* Start Data listing *

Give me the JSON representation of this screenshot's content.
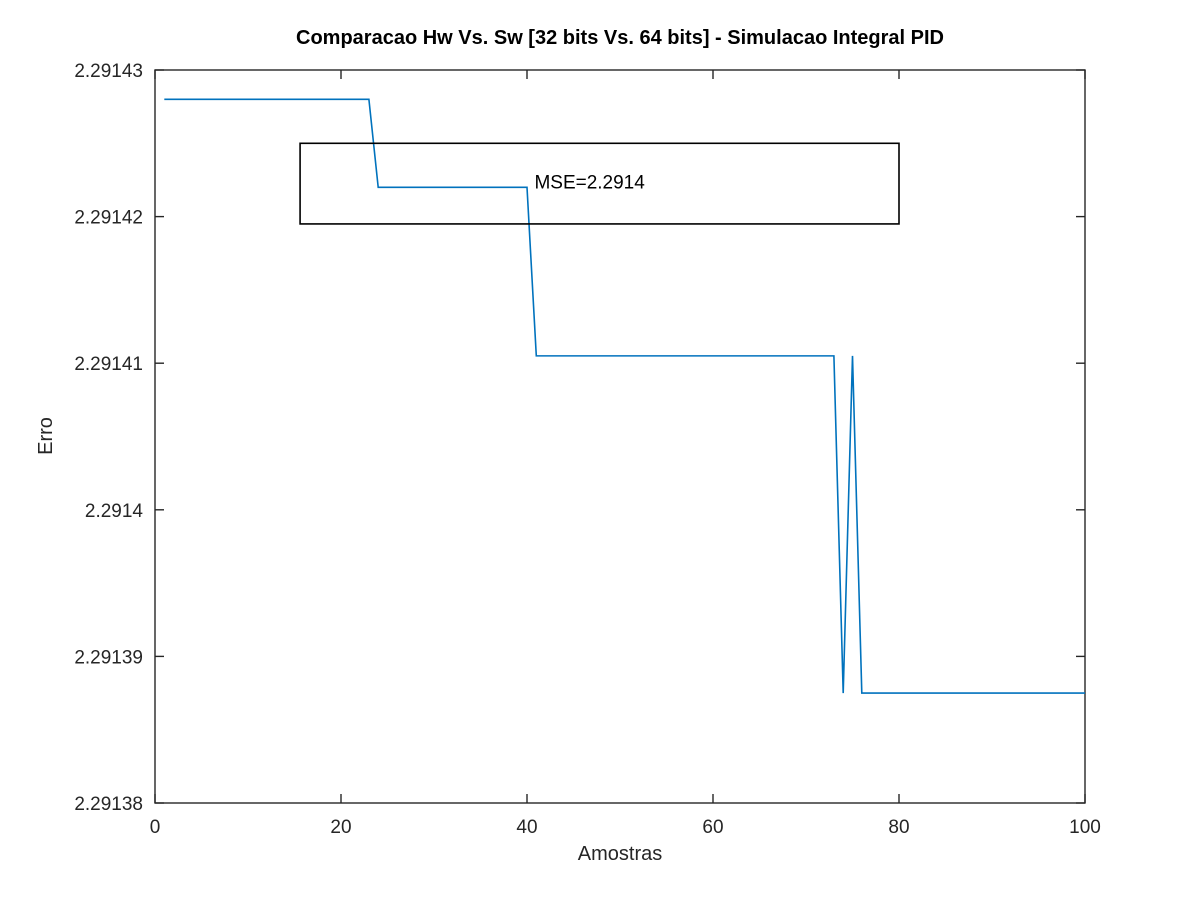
{
  "chart_data": {
    "type": "line",
    "title": "Comparacao Hw Vs. Sw [32 bits Vs. 64 bits] - Simulacao Integral PID",
    "xlabel": "Amostras",
    "ylabel": "Erro",
    "xlim": [
      0,
      100
    ],
    "ylim": [
      2.29138,
      2.29143
    ],
    "x_ticks": [
      0,
      20,
      40,
      60,
      80,
      100
    ],
    "x_tick_labels": [
      "0",
      "20",
      "40",
      "60",
      "80",
      "100"
    ],
    "y_ticks": [
      2.29138,
      2.29139,
      2.2914,
      2.29141,
      2.29142,
      2.29143
    ],
    "y_tick_labels": [
      "2.29138",
      "2.29139",
      "2.2914",
      "2.29141",
      "2.29142",
      "2.29143"
    ],
    "grid": false,
    "series": [
      {
        "color": "#0072bd",
        "x": [
          1,
          23,
          24,
          40,
          41,
          73,
          74,
          75,
          76,
          100
        ],
        "y": [
          2.291428,
          2.291428,
          2.291422,
          2.291422,
          2.2914105,
          2.2914105,
          2.2913875,
          2.2914105,
          2.2913875,
          2.2913875
        ]
      }
    ],
    "annotations": [
      {
        "text": "MSE=2.2914",
        "x": 40.8,
        "y": 2.2914219,
        "box": {
          "x": [
            15.6,
            80
          ],
          "y": [
            2.2914195,
            2.291425
          ]
        }
      }
    ],
    "colors": {
      "axes": "#262626",
      "series": "#0072bd",
      "annotation_box": "#000000"
    }
  }
}
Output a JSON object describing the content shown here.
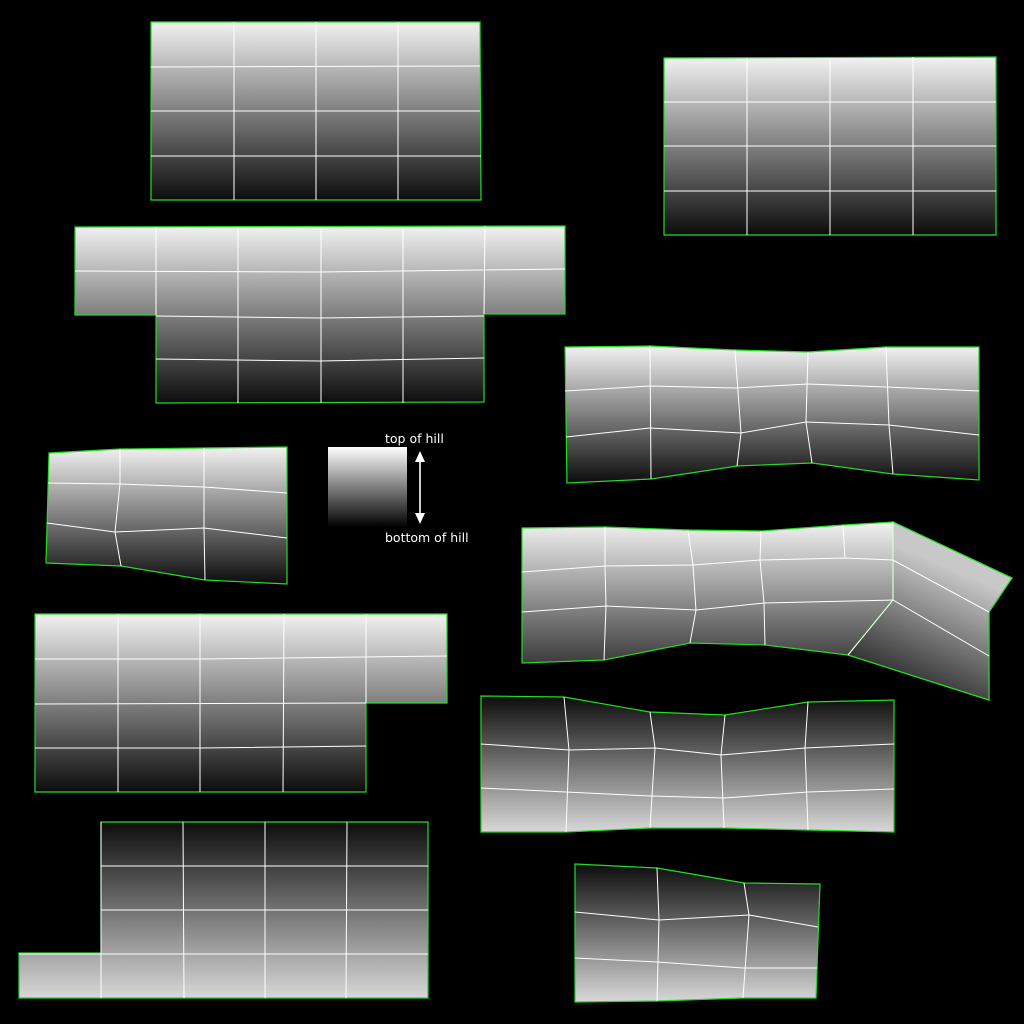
{
  "legend": {
    "top_label": "top of hill",
    "bottom_label": "bottom of hill",
    "gradient_top_color": "#ffffff",
    "gradient_bottom_color": "#000000"
  },
  "colors": {
    "background": "#000000",
    "island_outline": "#22dd22",
    "grid_lines": "#ffffff",
    "light_shade": "#f2f2f2",
    "dark_shade": "#0c0c0c"
  }
}
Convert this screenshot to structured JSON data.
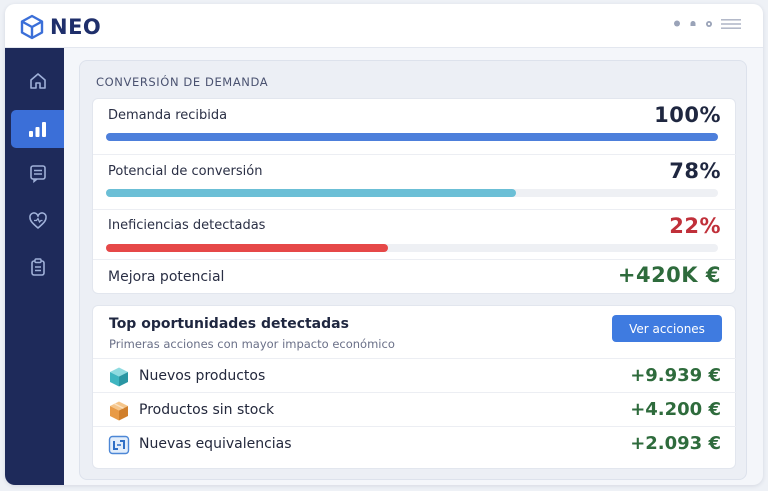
{
  "header": {
    "logo_text": "NEO",
    "icons": [
      "pin-icon",
      "bell-icon",
      "gear-icon",
      "menu-icon"
    ]
  },
  "sidebar": {
    "items": [
      {
        "icon": "home-icon",
        "active": false
      },
      {
        "icon": "chart-icon",
        "active": true
      },
      {
        "icon": "document-icon",
        "active": false
      },
      {
        "icon": "heart-icon",
        "active": false
      },
      {
        "icon": "clipboard-icon",
        "active": false
      }
    ]
  },
  "conversion": {
    "title": "CONVERSIÓN DE DEMANDA",
    "rows": [
      {
        "label": "Demanda recibida",
        "value": "100%",
        "fill": 1.0,
        "color": "#4d7fdb"
      },
      {
        "label": "Potencial de conversión",
        "value": "78%",
        "fill": 0.67,
        "color": "#6bbfd6"
      },
      {
        "label": "Ineficiencias detectadas",
        "value": "22%",
        "fill": 0.46,
        "color": "#e64848"
      }
    ],
    "improvement": {
      "label": "Mejora potencial",
      "value": "+420K €"
    }
  },
  "opportunities": {
    "title": "Top oportunidades detectadas",
    "subtitle": "Primeras acciones con mayor impacto económico",
    "button_label": "Ver acciones",
    "items": [
      {
        "icon": "cube-teal-icon",
        "label": "Nuevos productos",
        "value": "+9.939 €"
      },
      {
        "icon": "box-orange-icon",
        "label": "Productos sin stock",
        "value": "+4.200 €"
      },
      {
        "icon": "equivalence-icon",
        "label": "Nuevas equivalencias",
        "value": "+2.093 €"
      }
    ]
  },
  "colors": {
    "primary_dark": "#1e2a5a",
    "accent_blue": "#3f7be0",
    "value_dark": "#1f2740",
    "value_red": "#c0303a",
    "value_green": "#2e6b3c"
  }
}
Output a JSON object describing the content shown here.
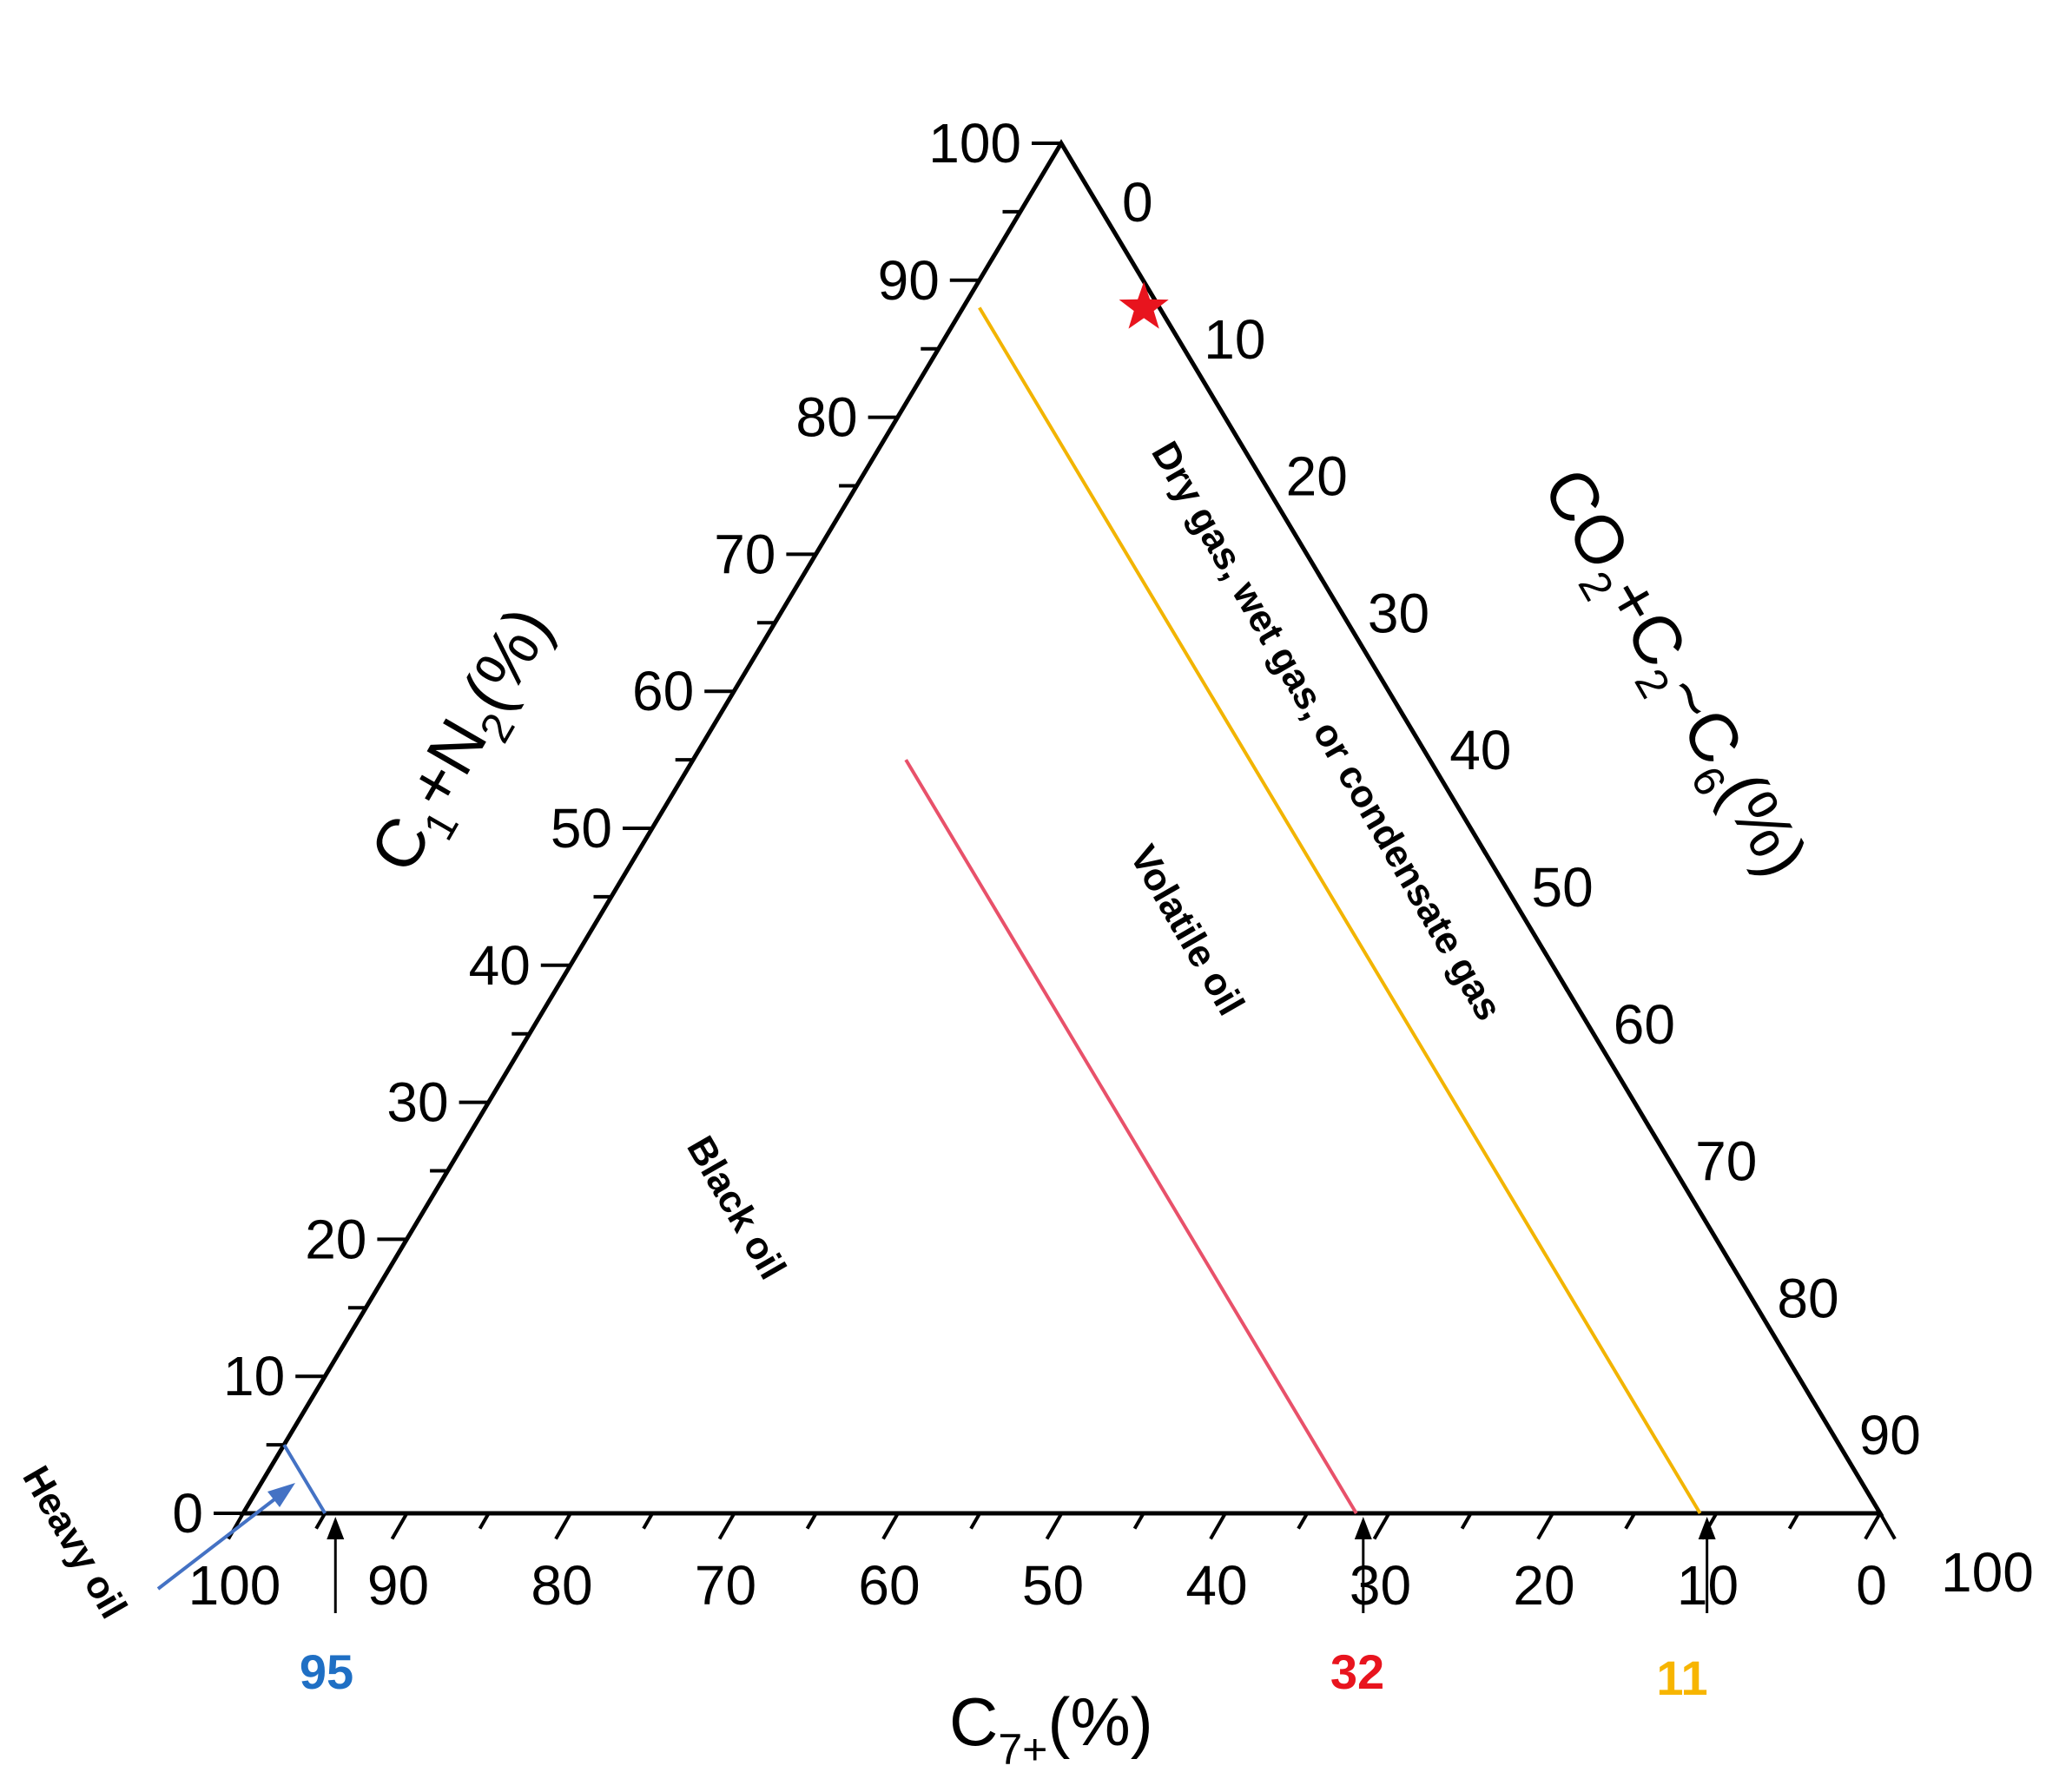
{
  "chart_data": {
    "type": "ternary",
    "axes": {
      "left": {
        "label_main": "C",
        "label_sub1": "1",
        "label_mid": "+N",
        "label_sub2": "2",
        "label_end": "(%)",
        "ticks": [
          "0",
          "10",
          "20",
          "30",
          "40",
          "50",
          "60",
          "70",
          "80",
          "90",
          "100"
        ]
      },
      "right": {
        "label_main": "CO",
        "label_sub1": "2",
        "label_mid": "+C",
        "label_sub2": "2",
        "label_mid2": "~C",
        "label_sub3": "6",
        "label_end": "(%)",
        "ticks": [
          "0",
          "10",
          "20",
          "30",
          "40",
          "50",
          "60",
          "70",
          "80",
          "90",
          "100"
        ]
      },
      "bottom": {
        "label_main": "C",
        "label_sub": "7+",
        "label_end": "(%)",
        "ticks": [
          "100",
          "90",
          "80",
          "70",
          "60",
          "50",
          "40",
          "30",
          "20",
          "10",
          "0"
        ]
      }
    },
    "boundaries": [
      {
        "c7_plus": 95,
        "color": "#4472c4"
      },
      {
        "c7_plus": 32,
        "color": "#e8516a"
      },
      {
        "c7_plus": 11,
        "color": "#f2b400"
      }
    ],
    "markers": [
      {
        "value": "95",
        "color": "#1f6fc4"
      },
      {
        "value": "32",
        "color": "#e8141e"
      },
      {
        "value": "11",
        "color": "#f7b500"
      }
    ],
    "regions": [
      {
        "label": "Black oil"
      },
      {
        "label": "Volatile oil"
      },
      {
        "label": "Dry gas, wet gas, or condensate gas"
      },
      {
        "label": "Heavy oil"
      }
    ],
    "points": [
      {
        "c1_n2": 88,
        "co2_c2_c6": 12,
        "c7_plus": 0,
        "symbol": "star",
        "color": "#e8141e"
      }
    ]
  }
}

* End Data listing *

Objective
Reproduce the data verbatim. Do not carry any picture into the copy.

Answer in full
Give me the JSON representation of this screenshot's content.
{
  "chart_data": {
    "type": "line",
    "title": "Comparacao Hw Vs. Sw [32 bits Vs. 64 bits] - Simulacao Integral PID",
    "xlabel": "Amostras",
    "ylabel": "Erro",
    "xlim": [
      0,
      100
    ],
    "ylim": [
      2.29138,
      2.29143
    ],
    "x_ticks": [
      0,
      20,
      40,
      60,
      80,
      100
    ],
    "x_tick_labels": [
      "0",
      "20",
      "40",
      "60",
      "80",
      "100"
    ],
    "y_ticks": [
      2.29138,
      2.29139,
      2.2914,
      2.29141,
      2.29142,
      2.29143
    ],
    "y_tick_labels": [
      "2.29138",
      "2.29139",
      "2.2914",
      "2.29141",
      "2.29142",
      "2.29143"
    ],
    "grid": false,
    "series": [
      {
        "color": "#0072bd",
        "x": [
          1,
          23,
          24,
          40,
          41,
          73,
          74,
          75,
          76,
          100
        ],
        "y": [
          2.291428,
          2.291428,
          2.291422,
          2.291422,
          2.2914105,
          2.2914105,
          2.2913875,
          2.2914105,
          2.2913875,
          2.2913875
        ]
      }
    ],
    "annotations": [
      {
        "text": "MSE=2.2914",
        "x": 40.8,
        "y": 2.2914219,
        "box": {
          "x": [
            15.6,
            80
          ],
          "y": [
            2.2914195,
            2.291425
          ]
        }
      }
    ],
    "colors": {
      "axes": "#262626",
      "series": "#0072bd",
      "annotation_box": "#000000"
    }
  }
}
Output a JSON object describing the content shown here.
{
  "legend": {
    "top_label": "top of hill",
    "bottom_label": "bottom of hill",
    "gradient_top_color": "#ffffff",
    "gradient_bottom_color": "#000000"
  },
  "colors": {
    "background": "#000000",
    "island_outline": "#22dd22",
    "grid_lines": "#ffffff",
    "light_shade": "#f2f2f2",
    "dark_shade": "#0c0c0c"
  }
}
Convert this screenshot to structured JSON data.
{
  "header": {
    "logo_text": "NEO",
    "icons": [
      "pin-icon",
      "bell-icon",
      "gear-icon",
      "menu-icon"
    ]
  },
  "sidebar": {
    "items": [
      {
        "icon": "home-icon",
        "active": false
      },
      {
        "icon": "chart-icon",
        "active": true
      },
      {
        "icon": "document-icon",
        "active": false
      },
      {
        "icon": "heart-icon",
        "active": false
      },
      {
        "icon": "clipboard-icon",
        "active": false
      }
    ]
  },
  "conversion": {
    "title": "CONVERSIÓN DE DEMANDA",
    "rows": [
      {
        "label": "Demanda recibida",
        "value": "100%",
        "fill": 1.0,
        "color": "#4d7fdb"
      },
      {
        "label": "Potencial de conversión",
        "value": "78%",
        "fill": 0.67,
        "color": "#6bbfd6"
      },
      {
        "label": "Ineficiencias detectadas",
        "value": "22%",
        "fill": 0.46,
        "color": "#e64848"
      }
    ],
    "improvement": {
      "label": "Mejora potencial",
      "value": "+420K €"
    }
  },
  "opportunities": {
    "title": "Top oportunidades detectadas",
    "subtitle": "Primeras acciones con mayor impacto económico",
    "button_label": "Ver acciones",
    "items": [
      {
        "icon": "cube-teal-icon",
        "label": "Nuevos productos",
        "value": "+9.939 €"
      },
      {
        "icon": "box-orange-icon",
        "label": "Productos sin stock",
        "value": "+4.200 €"
      },
      {
        "icon": "equivalence-icon",
        "label": "Nuevas equivalencias",
        "value": "+2.093 €"
      }
    ]
  },
  "colors": {
    "primary_dark": "#1e2a5a",
    "accent_blue": "#3f7be0",
    "value_dark": "#1f2740",
    "value_red": "#c0303a",
    "value_green": "#2e6b3c"
  }
}
Output a JSON object describing the content shown here.
{
  "chart_data": {
    "type": "ternary",
    "axes": {
      "left": {
        "label_main": "C",
        "label_sub1": "1",
        "label_mid": "+N",
        "label_sub2": "2",
        "label_end": "(%)",
        "ticks": [
          "0",
          "10",
          "20",
          "30",
          "40",
          "50",
          "60",
          "70",
          "80",
          "90",
          "100"
        ]
      },
      "right": {
        "label_main": "CO",
        "label_sub1": "2",
        "label_mid": "+C",
        "label_sub2": "2",
        "label_mid2": "~C",
        "label_sub3": "6",
        "label_end": "(%)",
        "ticks": [
          "0",
          "10",
          "20",
          "30",
          "40",
          "50",
          "60",
          "70",
          "80",
          "90",
          "100"
        ]
      },
      "bottom": {
        "label_main": "C",
        "label_sub": "7+",
        "label_end": "(%)",
        "ticks": [
          "100",
          "90",
          "80",
          "70",
          "60",
          "50",
          "40",
          "30",
          "20",
          "10",
          "0"
        ]
      }
    },
    "boundaries": [
      {
        "c7_plus": 95,
        "color": "#4472c4"
      },
      {
        "c7_plus": 32,
        "color": "#e8516a"
      },
      {
        "c7_plus": 11,
        "color": "#f2b400"
      }
    ],
    "markers": [
      {
        "value": "95",
        "color": "#1f6fc4"
      },
      {
        "value": "32",
        "color": "#e8141e"
      },
      {
        "value": "11",
        "color": "#f7b500"
      }
    ],
    "regions": [
      {
        "label": "Black oil"
      },
      {
        "label": "Volatile oil"
      },
      {
        "label": "Dry gas, wet gas, or condensate gas"
      },
      {
        "label": "Heavy oil"
      }
    ],
    "points": [
      {
        "c1_n2": 88,
        "co2_c2_c6": 12,
        "c7_plus": 0,
        "symbol": "star",
        "color": "#e8141e"
      }
    ]
  }
}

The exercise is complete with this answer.